Retype the whole listing verbatim and keep the pictures out of it.

** START OF Input **

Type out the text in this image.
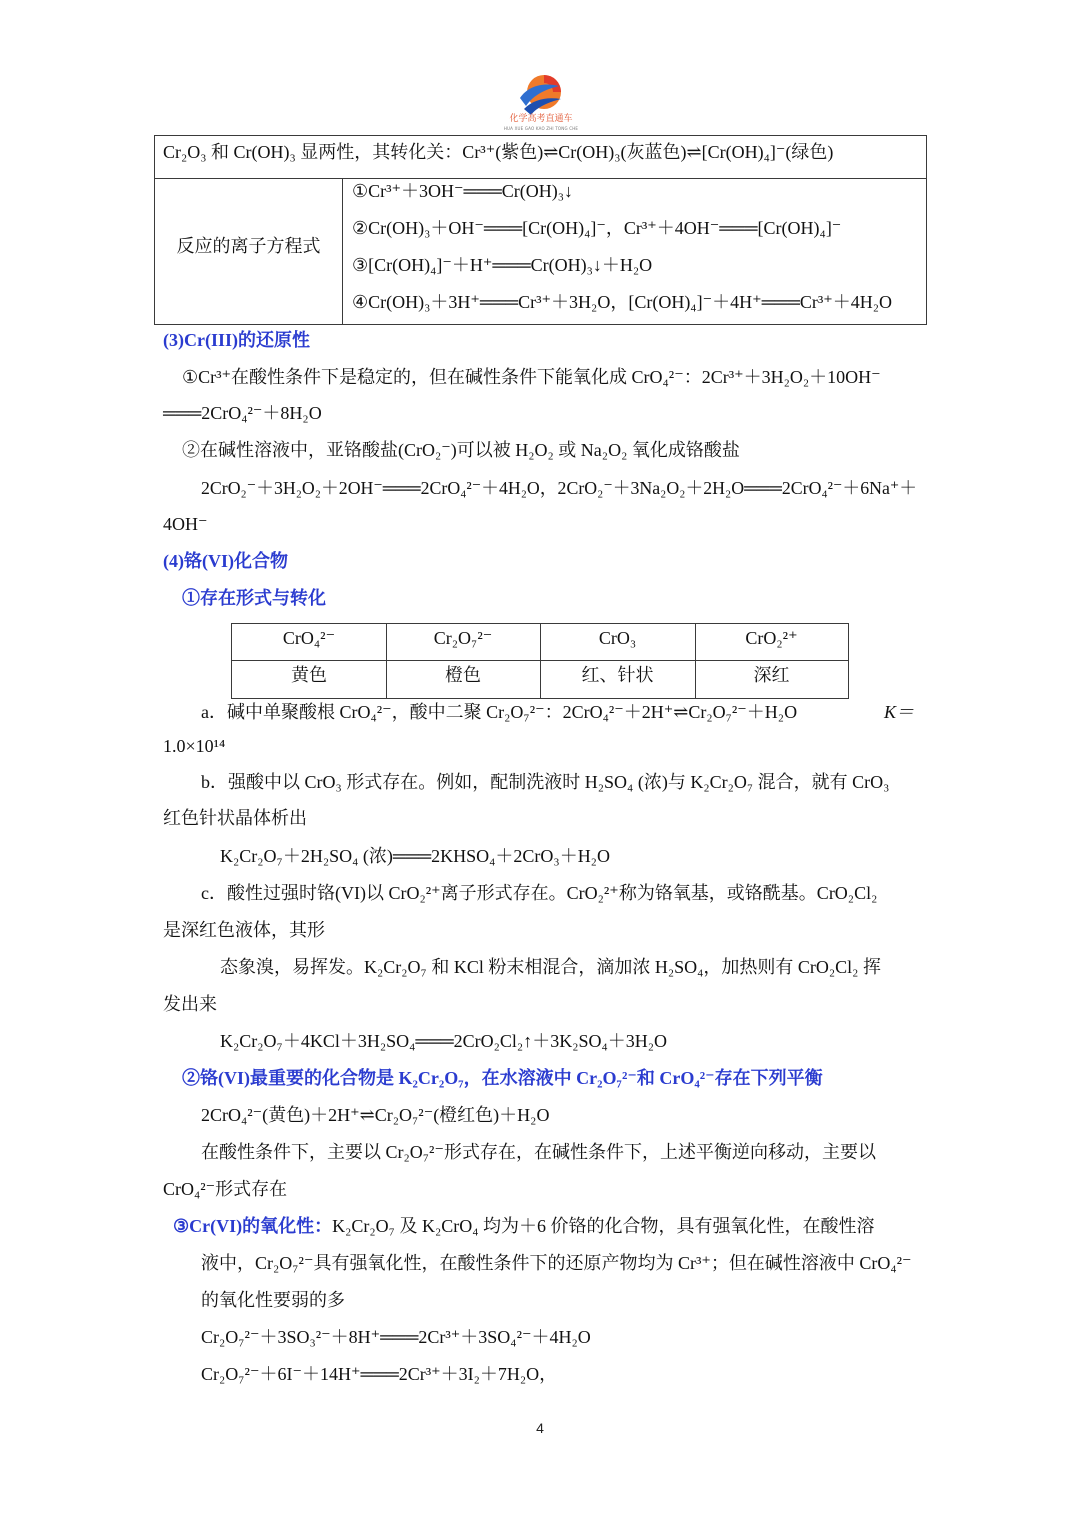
化学高考直通车
HUA XUE GAO KAO ZHI TONG CHE
Cr₂O₃ 和 Cr(OH)₃ 显两性，其转化关：Cr³⁺(紫色)⇌Cr(OH)₃(灰蓝色)⇌[Cr(OH)₄]⁻(绿色)
反应的离子方程式
①Cr³⁺＋3OH⁻═══Cr(OH)₃↓
②Cr(OH)₃＋OH⁻═══[Cr(OH)₄]⁻，Cr³⁺＋4OH⁻═══[Cr(OH)₄]⁻
③[Cr(OH)₄]⁻＋H⁺═══Cr(OH)₃↓＋H₂O
④Cr(OH)₃＋3H⁺═══Cr³⁺＋3H₂O，[Cr(OH)₄]⁻＋4H⁺═══Cr³⁺＋4H₂O
(3)Cr(III)的还原性
①Cr³⁺在酸性条件下是稳定的，但在碱性条件下能氧化成 CrO₄²⁻：2Cr³⁺＋3H₂O₂＋10OH⁻
═══2CrO₄²⁻＋8H₂O
②在碱性溶液中，亚铬酸盐(CrO₂⁻)可以被 H₂O₂ 或 Na₂O₂ 氧化成铬酸盐
2CrO₂⁻＋3H₂O₂＋2OH⁻═══2CrO₄²⁻＋4H₂O，2CrO₂⁻＋3Na₂O₂＋2H₂O═══2CrO₄²⁻＋6Na⁺＋
4OH⁻
(4)铬(VI)化合物
①存在形式与转化
CrO₄²⁻	Cr₂O₇²⁻	CrO₃	CrO₂²⁺
黄色	橙色	红、针状	深红
a．碱中单聚酸根 CrO₄²⁻，酸中二聚 Cr₂O₇²⁻：2CrO₄²⁻＋2H⁺⇌Cr₂O₇²⁻＋H₂O	K＝
1.0×10¹⁴
b．强酸中以 CrO₃ 形式存在。例如，配制洗液时 H₂SO₄ (浓)与 K₂Cr₂O₇ 混合，就有 CrO₃
红色针状晶体析出
K₂Cr₂O₇＋2H₂SO₄ (浓)═══2KHSO₄＋2CrO₃＋H₂O
c．酸性过强时铬(VI)以 CrO₂²⁺离子形式存在。CrO₂²⁺称为铬氧基，或铬酰基。CrO₂Cl₂
是深红色液体，其形
态象溴，易挥发。K₂Cr₂O₇ 和 KCl 粉末相混合，滴加浓 H₂SO₄，加热则有 CrO₂Cl₂ 挥
发出来
K₂Cr₂O₇＋4KCl＋3H₂SO₄═══2CrO₂Cl₂↑＋3K₂SO₄＋3H₂O
②铬(VI)最重要的化合物是 K₂Cr₂O₇，在水溶液中 Cr₂O₇²⁻和 CrO₄²⁻存在下列平衡
2CrO₄²⁻(黄色)＋2H⁺⇌Cr₂O₇²⁻(橙红色)＋H₂O
在酸性条件下，主要以 Cr₂O₇²⁻形式存在，在碱性条件下，上述平衡逆向移动，主要以
CrO₄²⁻形式存在
③Cr(VI)的氧化性：K₂Cr₂O₇ 及 K₂CrO₄ 均为＋6 价铬的化合物，具有强氧化性，在酸性溶
液中，Cr₂O₇²⁻具有强氧化性，在酸性条件下的还原产物均为 Cr³⁺；但在碱性溶液中 CrO₄²⁻
的氧化性要弱的多
Cr₂O₇²⁻＋3SO₃²⁻＋8H⁺═══2Cr³⁺＋3SO₄²⁻＋4H₂O
Cr₂O₇²⁻＋6I⁻＋14H⁺═══2Cr³⁺＋3I₂＋7H₂O，
4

** END OF Input **

Full output —
Type out the text in this image.
化学高考直通车
HUA XUE GAO KAO ZHI TONG CHE
Cr₂O₃ 和 Cr(OH)₃ 显两性，其转化关：Cr³⁺(紫色)⇌Cr(OH)₃(灰蓝色)⇌[Cr(OH)₄]⁻(绿色)
反应的离子方程式
①Cr³⁺＋3OH⁻═══Cr(OH)₃↓
②Cr(OH)₃＋OH⁻═══[Cr(OH)₄]⁻，Cr³⁺＋4OH⁻═══[Cr(OH)₄]⁻
③[Cr(OH)₄]⁻＋H⁺═══Cr(OH)₃↓＋H₂O
④Cr(OH)₃＋3H⁺═══Cr³⁺＋3H₂O，[Cr(OH)₄]⁻＋4H⁺═══Cr³⁺＋4H₂O
(3)Cr(III)的还原性
①Cr³⁺在酸性条件下是稳定的，但在碱性条件下能氧化成 CrO₄²⁻：2Cr³⁺＋3H₂O₂＋10OH⁻
═══2CrO₄²⁻＋8H₂O
②在碱性溶液中，亚铬酸盐(CrO₂⁻)可以被 H₂O₂ 或 Na₂O₂ 氧化成铬酸盐
2CrO₂⁻＋3H₂O₂＋2OH⁻═══2CrO₄²⁻＋4H₂O，2CrO₂⁻＋3Na₂O₂＋2H₂O═══2CrO₄²⁻＋6Na⁺＋
4OH⁻
(4)铬(VI)化合物
①存在形式与转化
CrO₄²⁻	Cr₂O₇²⁻	CrO₃	CrO₂²⁺
黄色	橙色	红、针状	深红
a．碱中单聚酸根 CrO₄²⁻，酸中二聚 Cr₂O₇²⁻：2CrO₄²⁻＋2H⁺⇌Cr₂O₇²⁻＋H₂O	K＝
1.0×10¹⁴
b．强酸中以 CrO₃ 形式存在。例如，配制洗液时 H₂SO₄ (浓)与 K₂Cr₂O₇ 混合，就有 CrO₃
红色针状晶体析出
K₂Cr₂O₇＋2H₂SO₄ (浓)═══2KHSO₄＋2CrO₃＋H₂O
c．酸性过强时铬(VI)以 CrO₂²⁺离子形式存在。CrO₂²⁺称为铬氧基，或铬酰基。CrO₂Cl₂
是深红色液体，其形
态象溴，易挥发。K₂Cr₂O₇ 和 KCl 粉末相混合，滴加浓 H₂SO₄，加热则有 CrO₂Cl₂ 挥
发出来
K₂Cr₂O₇＋4KCl＋3H₂SO₄═══2CrO₂Cl₂↑＋3K₂SO₄＋3H₂O
②铬(VI)最重要的化合物是 K₂Cr₂O₇，在水溶液中 Cr₂O₇²⁻和 CrO₄²⁻存在下列平衡
2CrO₄²⁻(黄色)＋2H⁺⇌Cr₂O₇²⁻(橙红色)＋H₂O
在酸性条件下，主要以 Cr₂O₇²⁻形式存在，在碱性条件下，上述平衡逆向移动，主要以
CrO₄²⁻形式存在
③Cr(VI)的氧化性：K₂Cr₂O₇ 及 K₂CrO₄ 均为＋6 价铬的化合物，具有强氧化性，在酸性溶
液中，Cr₂O₇²⁻具有强氧化性，在酸性条件下的还原产物均为 Cr³⁺；但在碱性溶液中 CrO₄²⁻
的氧化性要弱的多
Cr₂O₇²⁻＋3SO₃²⁻＋8H⁺═══2Cr³⁺＋3SO₄²⁻＋4H₂O
Cr₂O₇²⁻＋6I⁻＋14H⁺═══2Cr³⁺＋3I₂＋7H₂O，
4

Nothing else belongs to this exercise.